→ **WHAT TO PRODUCE**
Show all lines of the listing that hold the word "text".

→ **PROVIDED DATA**
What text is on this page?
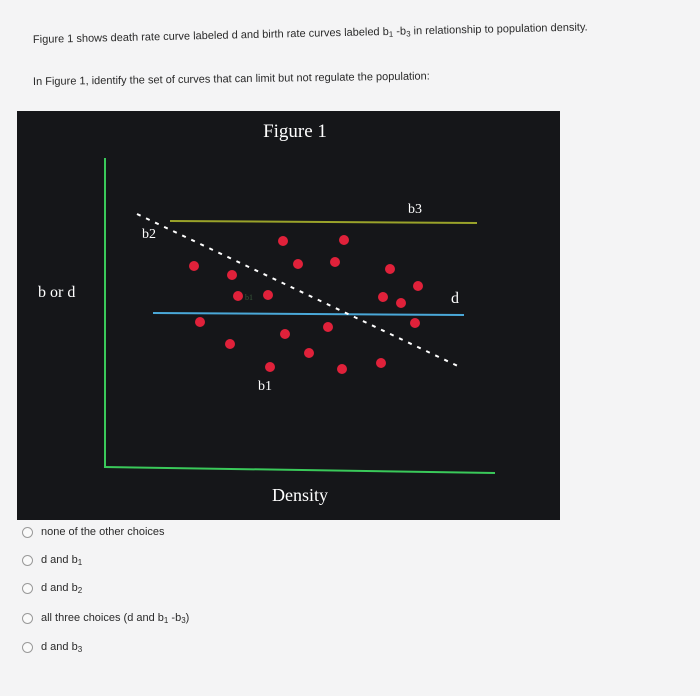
Figure 1 shows death rate curve labeled d and birth rate curves labeled $b_1$ $-b_3$ in relationship to population density.
In Figure 1, identify the set of curves that can limit but not regulate the population:
Figure 1
b or d
Density
b3
b2
d
b1
b1
none of the other choices
d and $b_1$
d and $b_2$
all three choices (d and $b_1$ $-b_3$)
d and $b_3$
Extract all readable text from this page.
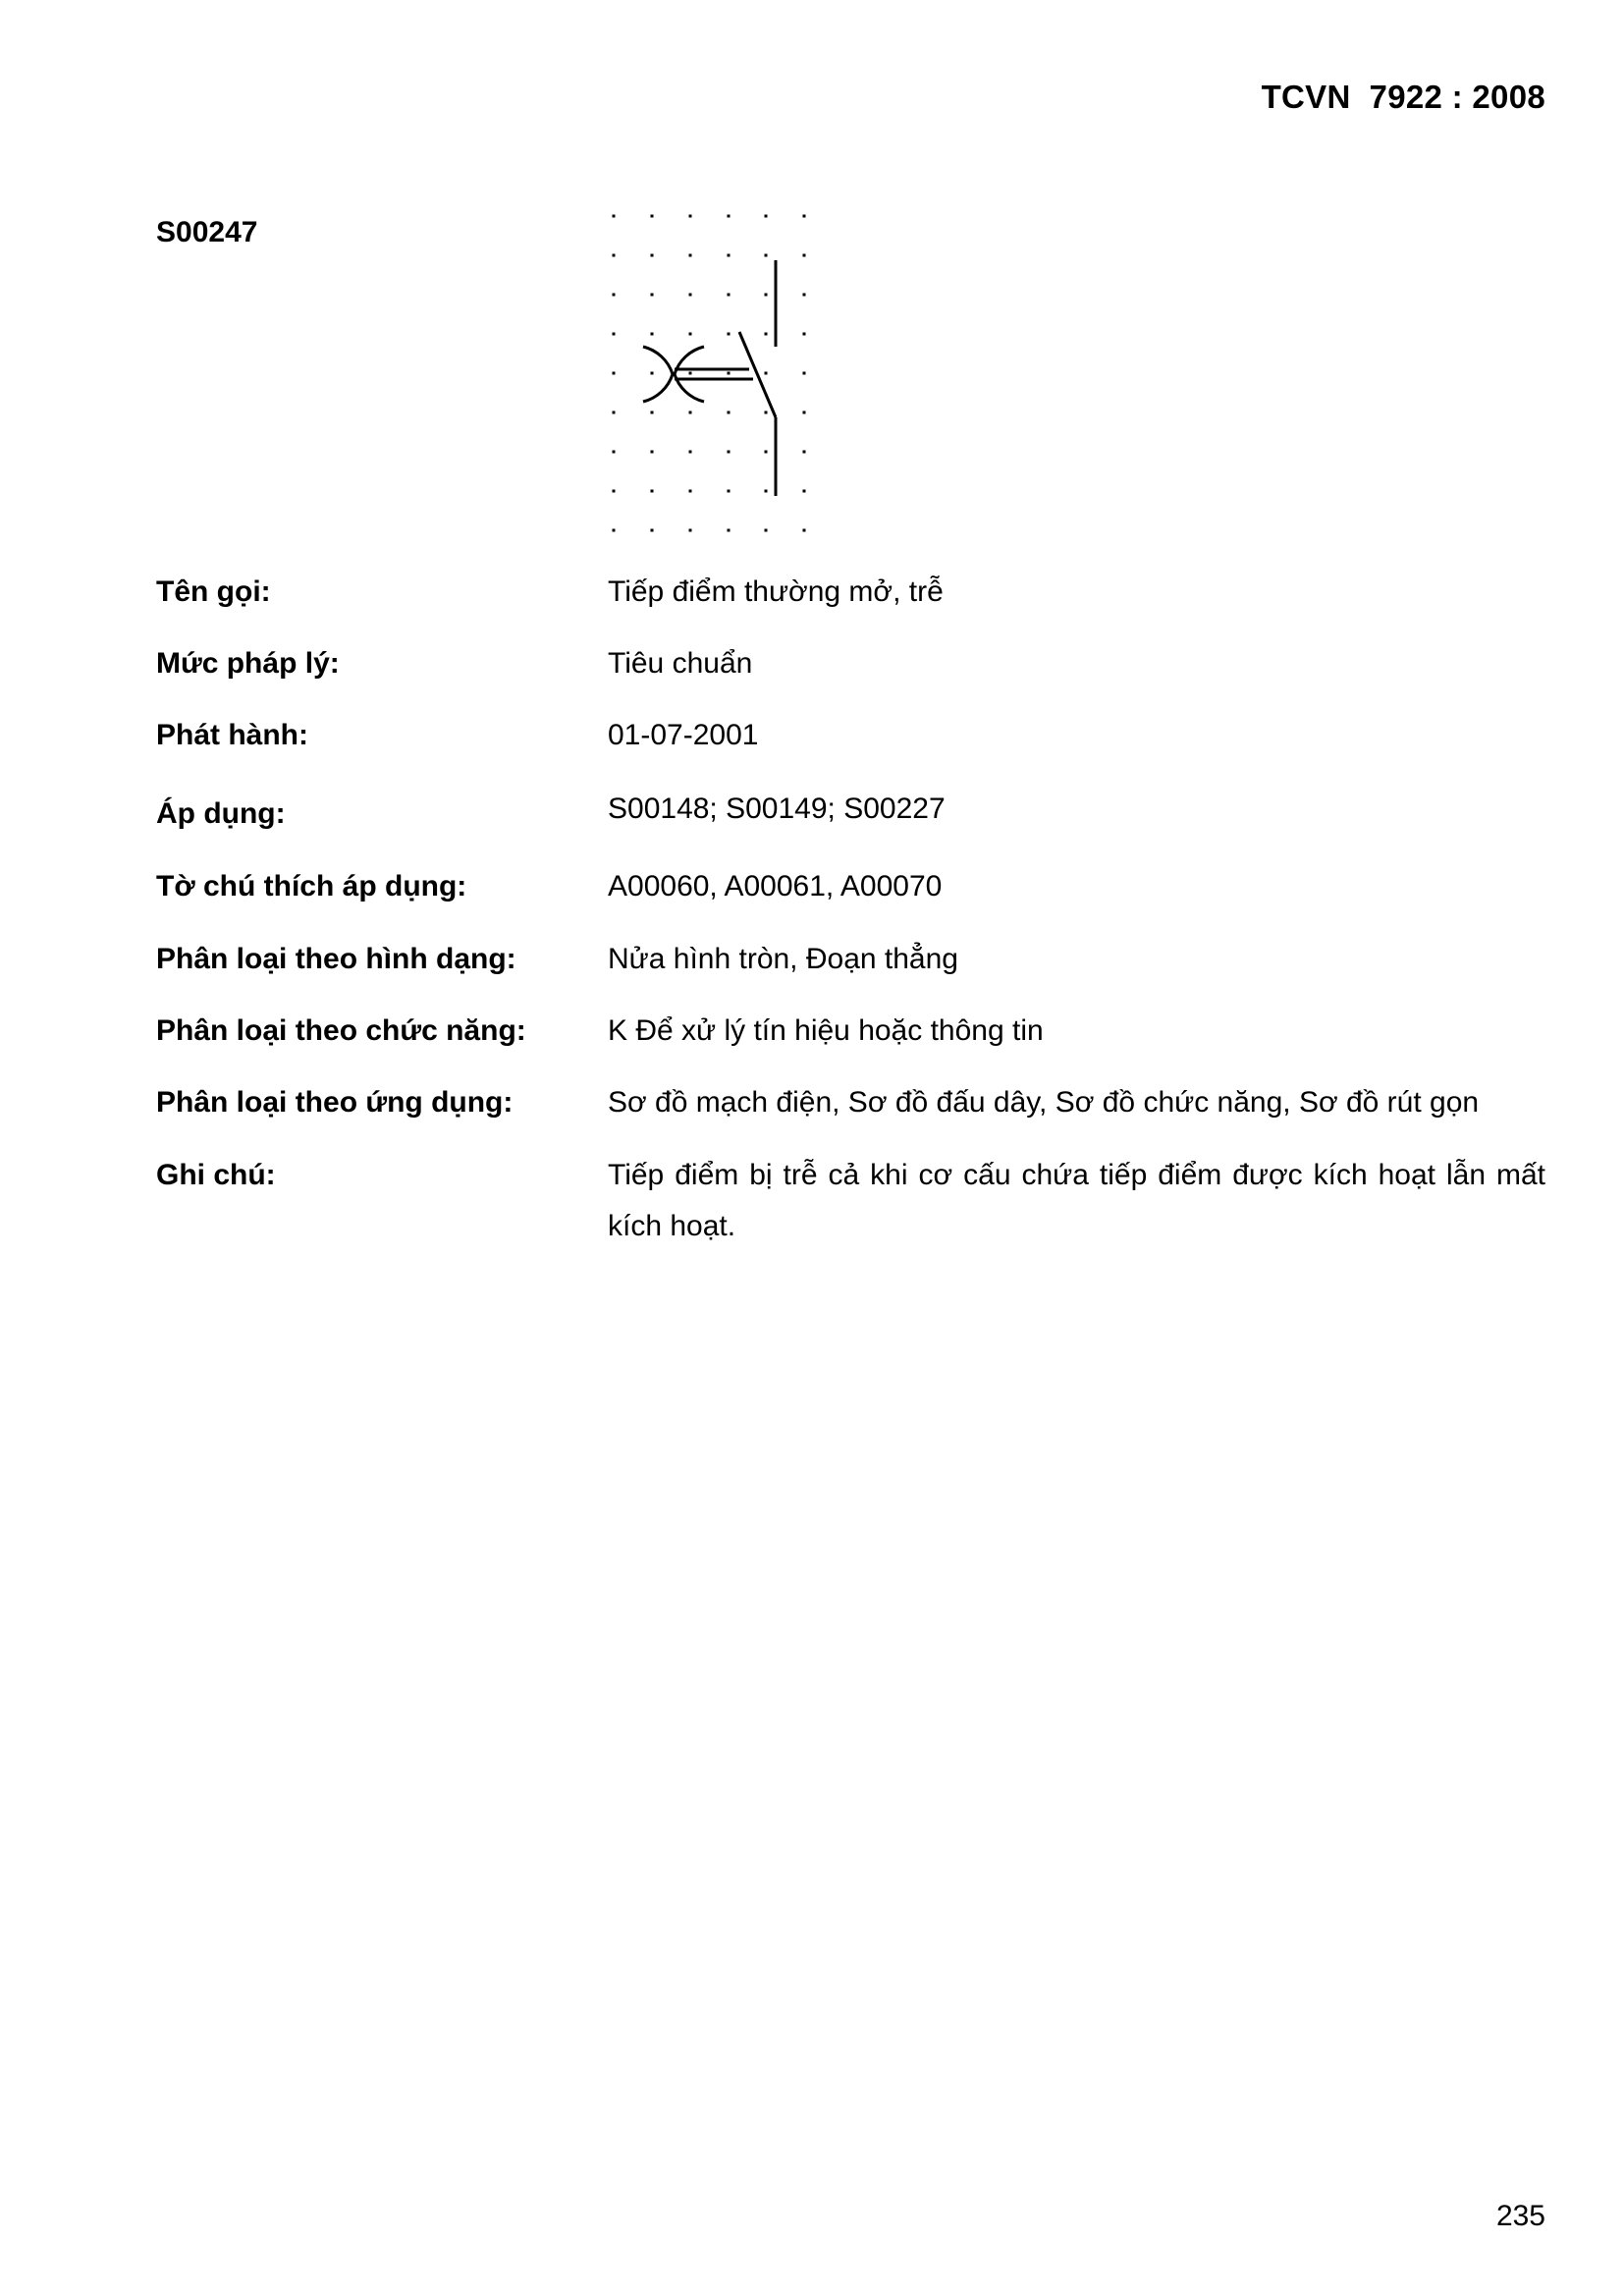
TCVN  7922 : 2008
S00247
Tên gọi:	Tiếp điểm thường mở, trễ
Mức pháp lý:	Tiêu chuẩn
Phát hành:	01-07-2001
Áp dụng:	S00148; S00149; S00227
Tờ chú thích áp dụng:	A00060, A00061, A00070
Phân loại theo hình dạng:	Nửa hình tròn, Đoạn thẳng
Phân loại theo chức năng:	K Để xử lý tín hiệu hoặc thông tin
Phân loại theo ứng dụng:	Sơ đồ mạch điện, Sơ đồ đấu dây, Sơ đồ chức năng, Sơ đồ rút gọn
Ghi chú:	Tiếp điểm bị trễ cả khi cơ cấu chứa tiếp điểm được kích hoạt lẫn mất kích hoạt.
235
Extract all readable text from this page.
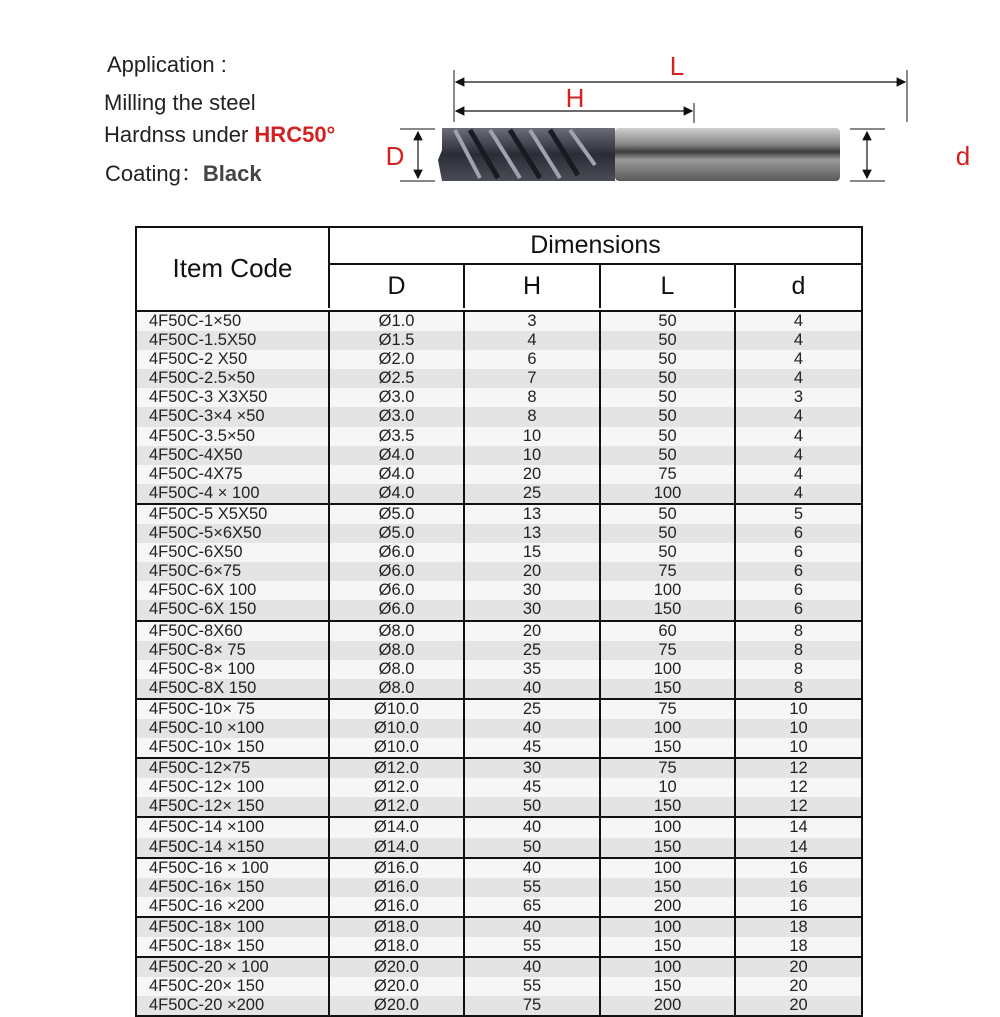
Application :
Milling the steel
Hardnss under HRC50°
Coating：Black
L
H
D	d
Item Code
Dimensions
D	H	L	d
4F50C-1×50	Ø1.0	3	50	4
4F50C-1.5X50	Ø1.5	4	50	4
4F50C-2 X50	Ø2.0	6	50	4
4F50C-2.5×50	Ø2.5	7	50	4
4F50C-3 X3X50	Ø3.0	8	50	3
4F50C-3×4 ×50	Ø3.0	8	50	4
4F50C-3.5×50	Ø3.5	10	50	4
4F50C-4X50	Ø4.0	10	50	4
4F50C-4X75	Ø4.0	20	75	4
4F50C-4 × 100	Ø4.0	25	100	4
4F50C-5 X5X50	Ø5.0	13	50	5
4F50C-5×6X50	Ø5.0	13	50	6
4F50C-6X50	Ø6.0	15	50	6
4F50C-6×75	Ø6.0	20	75	6
4F50C-6X 100	Ø6.0	30	100	6
4F50C-6X 150	Ø6.0	30	150	6
4F50C-8X60	Ø8.0	20	60	8
4F50C-8× 75	Ø8.0	25	75	8
4F50C-8× 100	Ø8.0	35	100	8
4F50C-8X 150	Ø8.0	40	150	8
4F50C-10× 75	Ø10.0	25	75	10
4F50C-10 ×100	Ø10.0	40	100	10
4F50C-10× 150	Ø10.0	45	150	10
4F50C-12×75	Ø12.0	30	75	12
4F50C-12× 100	Ø12.0	45	10	12
4F50C-12× 150	Ø12.0	50	150	12
4F50C-14 ×100	Ø14.0	40	100	14
4F50C-14 ×150	Ø14.0	50	150	14
4F50C-16 × 100	Ø16.0	40	100	16
4F50C-16× 150	Ø16.0	55	150	16
4F50C-16 ×200	Ø16.0	65	200	16
4F50C-18× 100	Ø18.0	40	100	18
4F50C-18× 150	Ø18.0	55	150	18
4F50C-20 × 100	Ø20.0	40	100	20
4F50C-20× 150	Ø20.0	55	150	20
4F50C-20 ×200	Ø20.0	75	200	20
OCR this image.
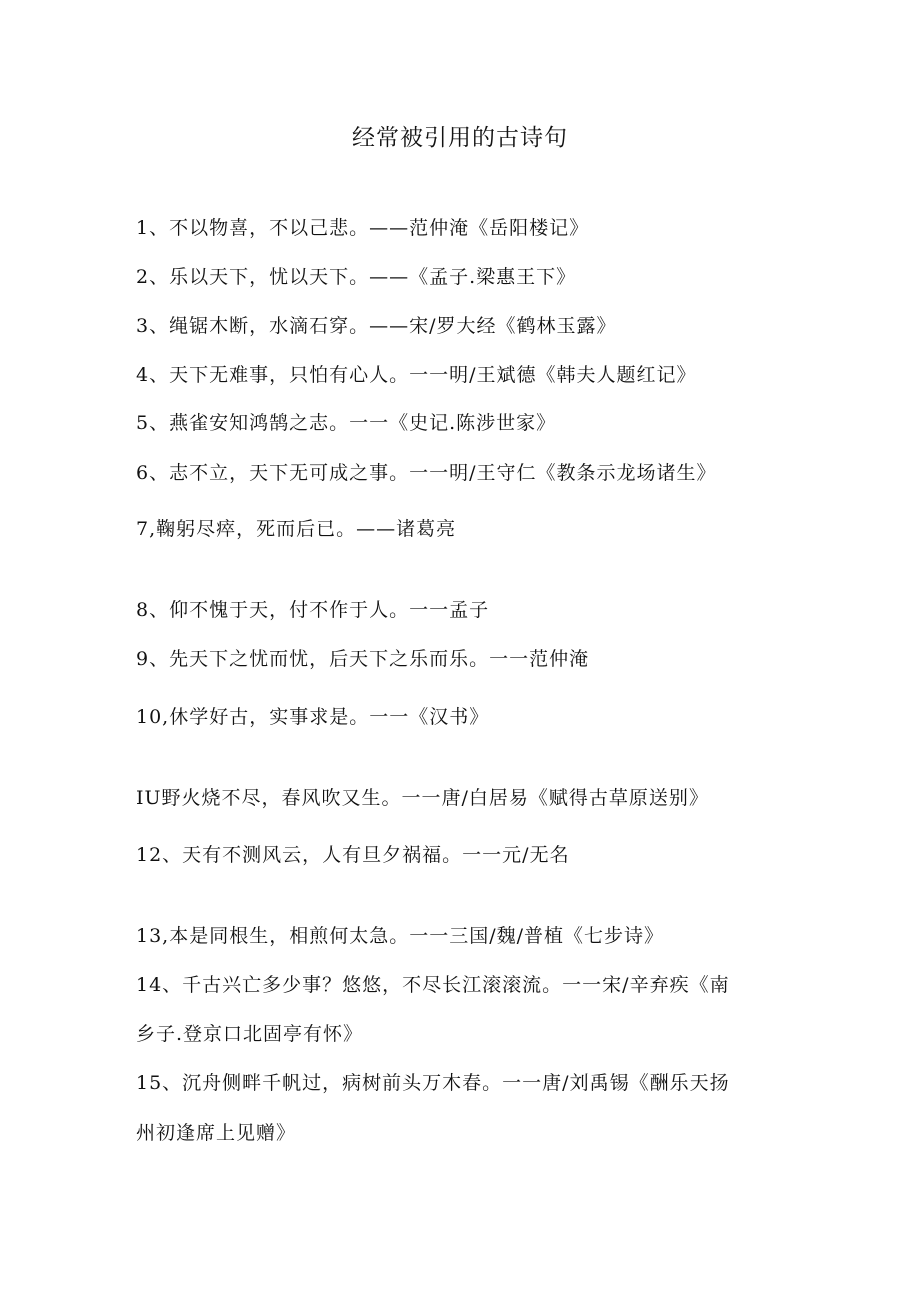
经常被引用的古诗句
1、不以物喜，不以己悲。——范仲淹《岳阳楼记》
2、乐以天下，忧以天下。——《孟子.梁惠王下》
3、绳锯木断，水滴石穿。——宋/罗大经《鹤林玉露》
4、天下无难事，只怕有心人。一一明/王斌德《韩夫人题红记》
5、燕雀安知鸿鹄之志。一一《史记.陈涉世家》
6、志不立，天下无可成之事。一一明/王守仁《教条示龙场诸生》
7,鞠躬尽瘁，死而后已。——诸葛亮
8、仰不愧于天，付不作于人。一一孟子
9、先天下之忧而忧，后天下之乐而乐。一一范仲淹
10,休学好古，实事求是。一一《汉书》
IU野火烧不尽，春风吹又生。一一唐/白居易《赋得古草原送别》
12、天有不测风云，人有旦夕祸福。一一元/无名
13,本是同根生，相煎何太急。一一三国/魏/普植《七步诗》
14、千古兴亡多少事？悠悠，不尽长江滚滚流。一一宋/辛弃疾《南
乡子.登京口北固亭有怀》
15、沉舟侧畔千帆过，病树前头万木春。一一唐/刘禹锡《酬乐天扬
州初逢席上见赠》
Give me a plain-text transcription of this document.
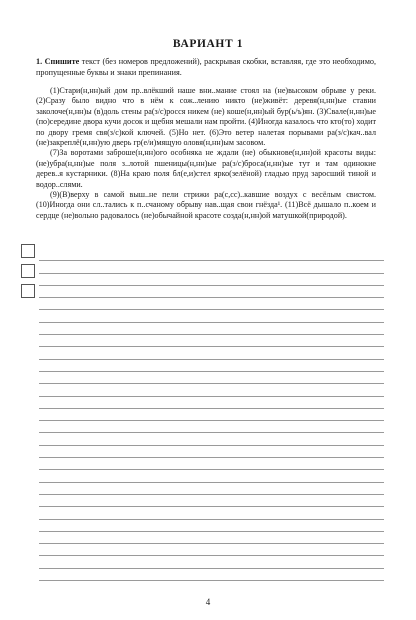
ВАРИАНТ 1
1. Спишите текст (без номеров предложений), раскрывая скобки, вставляя, где это необходимо, пропущенные буквы и знаки препинания.

(1)Стари(н,нн)ый дом пр..влёкший наше вни..мание стоял на (не)высоком обрыве у реки. (2)Сразу было видно что в нём к сож..лению никто (не)живёт: деревя(н,нн)ые ставни заколоче(н,нн)ы (в)доль стены ра(з/с)росся никем (не) коше(н,нн)ый бур(ь/ъ)ян. (3)Свале(н,нн)ые (по)середине двора кучи досок и щебня мешали нам пройти. (4)Иногда казалось что кто(то) ходит по двору гремя свя(з/с)кой ключей. (5)Но нет. (6)Это ветер налетая порывами ра(з/с)кач..вал (не)закреплё(н,нн)ую дверь гр(е/и)мящую оловя(н,нн)ым засовом.

(7)За воротами заброше(н,нн)ого особняка не ждали (не) обыкнове(н,нн)ой красоты виды: (не)убра(н,нн)ые поля з..лотой пшеницы(н,нн)ые ра(з/с)броса(н,нн)ые тут и там одинокие дерев..я кустарники. (8)На краю поля бл(е,и)стел ярко(зелёной) гладью пруд заросший тиной и водор..слями.

(9)(В)верху в самой выш..не пели стрижи ра(с,сс)..кавшие воздух с весёлым свистом. (10)Иногда они сл..тались к п..счаному обрыву нав..щая свои гнёзда¹. (11)Всё дышало п..коем и сердце (не)вольно радовалось (не)обычайной красоте созда(н,нн)ой матушкой(природой).

4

→ **FINISHED EXERCISE**
What text is on this page?
Extract all readable text from this page.
Extract all readable text from this page.
Give me a plain-text transcription of this document.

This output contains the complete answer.